* begin Record extracts *

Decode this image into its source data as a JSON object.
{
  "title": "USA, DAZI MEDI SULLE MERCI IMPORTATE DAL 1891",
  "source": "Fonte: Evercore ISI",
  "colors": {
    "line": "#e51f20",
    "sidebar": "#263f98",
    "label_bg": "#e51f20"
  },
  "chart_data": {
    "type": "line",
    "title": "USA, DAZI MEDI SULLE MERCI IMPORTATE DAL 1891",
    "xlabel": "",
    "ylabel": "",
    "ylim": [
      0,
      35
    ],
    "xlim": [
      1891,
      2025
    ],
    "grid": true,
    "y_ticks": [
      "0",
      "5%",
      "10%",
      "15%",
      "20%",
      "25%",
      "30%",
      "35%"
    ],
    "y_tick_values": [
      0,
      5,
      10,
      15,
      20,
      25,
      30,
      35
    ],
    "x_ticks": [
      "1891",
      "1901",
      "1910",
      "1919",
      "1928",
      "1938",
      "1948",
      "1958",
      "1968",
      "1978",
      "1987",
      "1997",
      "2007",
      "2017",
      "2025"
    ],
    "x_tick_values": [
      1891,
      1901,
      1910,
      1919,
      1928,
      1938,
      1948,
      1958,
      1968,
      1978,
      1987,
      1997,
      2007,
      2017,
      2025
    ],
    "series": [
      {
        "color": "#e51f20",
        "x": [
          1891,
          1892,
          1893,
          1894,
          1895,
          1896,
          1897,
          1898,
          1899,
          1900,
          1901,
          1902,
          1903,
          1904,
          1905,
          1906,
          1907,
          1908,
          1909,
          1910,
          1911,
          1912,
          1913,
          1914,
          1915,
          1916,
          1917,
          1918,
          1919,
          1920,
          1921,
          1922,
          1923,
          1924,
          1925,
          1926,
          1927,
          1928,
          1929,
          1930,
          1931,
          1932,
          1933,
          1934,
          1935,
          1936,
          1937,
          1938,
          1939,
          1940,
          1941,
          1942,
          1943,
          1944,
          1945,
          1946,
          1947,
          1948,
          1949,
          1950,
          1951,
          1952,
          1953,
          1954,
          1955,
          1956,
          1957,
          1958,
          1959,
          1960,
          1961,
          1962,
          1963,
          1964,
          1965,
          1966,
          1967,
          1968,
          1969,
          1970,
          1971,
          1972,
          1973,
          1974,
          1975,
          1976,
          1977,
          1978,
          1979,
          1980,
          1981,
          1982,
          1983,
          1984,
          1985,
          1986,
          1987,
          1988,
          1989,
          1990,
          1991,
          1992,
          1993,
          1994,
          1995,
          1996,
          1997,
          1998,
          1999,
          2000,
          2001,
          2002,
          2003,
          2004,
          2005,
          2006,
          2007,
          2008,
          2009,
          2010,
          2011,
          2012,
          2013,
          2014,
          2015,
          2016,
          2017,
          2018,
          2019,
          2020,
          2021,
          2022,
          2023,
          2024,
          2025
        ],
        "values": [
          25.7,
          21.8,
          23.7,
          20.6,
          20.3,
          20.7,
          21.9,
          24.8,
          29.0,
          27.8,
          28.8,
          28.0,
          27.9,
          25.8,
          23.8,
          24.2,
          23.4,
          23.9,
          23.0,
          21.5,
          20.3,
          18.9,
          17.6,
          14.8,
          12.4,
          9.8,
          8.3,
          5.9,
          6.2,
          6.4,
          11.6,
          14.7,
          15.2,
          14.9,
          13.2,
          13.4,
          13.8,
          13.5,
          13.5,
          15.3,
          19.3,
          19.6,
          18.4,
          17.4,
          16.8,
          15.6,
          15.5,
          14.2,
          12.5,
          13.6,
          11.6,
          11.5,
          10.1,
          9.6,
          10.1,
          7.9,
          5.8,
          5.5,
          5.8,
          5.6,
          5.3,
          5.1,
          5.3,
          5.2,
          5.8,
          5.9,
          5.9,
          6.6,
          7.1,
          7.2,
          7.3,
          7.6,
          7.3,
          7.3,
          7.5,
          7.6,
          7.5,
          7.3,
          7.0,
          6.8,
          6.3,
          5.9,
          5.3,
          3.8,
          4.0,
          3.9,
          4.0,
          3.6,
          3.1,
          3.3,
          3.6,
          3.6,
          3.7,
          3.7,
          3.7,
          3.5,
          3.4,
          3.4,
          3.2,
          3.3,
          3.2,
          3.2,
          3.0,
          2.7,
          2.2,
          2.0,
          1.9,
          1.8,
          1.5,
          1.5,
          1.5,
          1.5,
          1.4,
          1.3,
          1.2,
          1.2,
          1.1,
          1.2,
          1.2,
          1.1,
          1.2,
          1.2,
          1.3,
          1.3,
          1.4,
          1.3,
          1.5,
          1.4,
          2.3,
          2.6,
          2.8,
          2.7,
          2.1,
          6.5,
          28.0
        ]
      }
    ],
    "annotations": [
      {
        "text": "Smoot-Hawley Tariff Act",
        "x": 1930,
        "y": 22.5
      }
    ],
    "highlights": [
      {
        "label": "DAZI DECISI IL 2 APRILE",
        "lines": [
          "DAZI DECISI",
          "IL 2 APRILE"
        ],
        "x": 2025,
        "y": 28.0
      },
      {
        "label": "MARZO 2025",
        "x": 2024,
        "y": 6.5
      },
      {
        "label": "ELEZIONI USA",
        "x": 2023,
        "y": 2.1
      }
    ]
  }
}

* end Record extracts *

▶ Problem statement: Search the lines for the string "title" and copy every line that has it.

▶ The output:
  "title": "USA, DAZI MEDI SULLE MERCI IMPORTATE DAL 1891",
    "title": "USA, DAZI MEDI SULLE MERCI IMPORTATE DAL 1891",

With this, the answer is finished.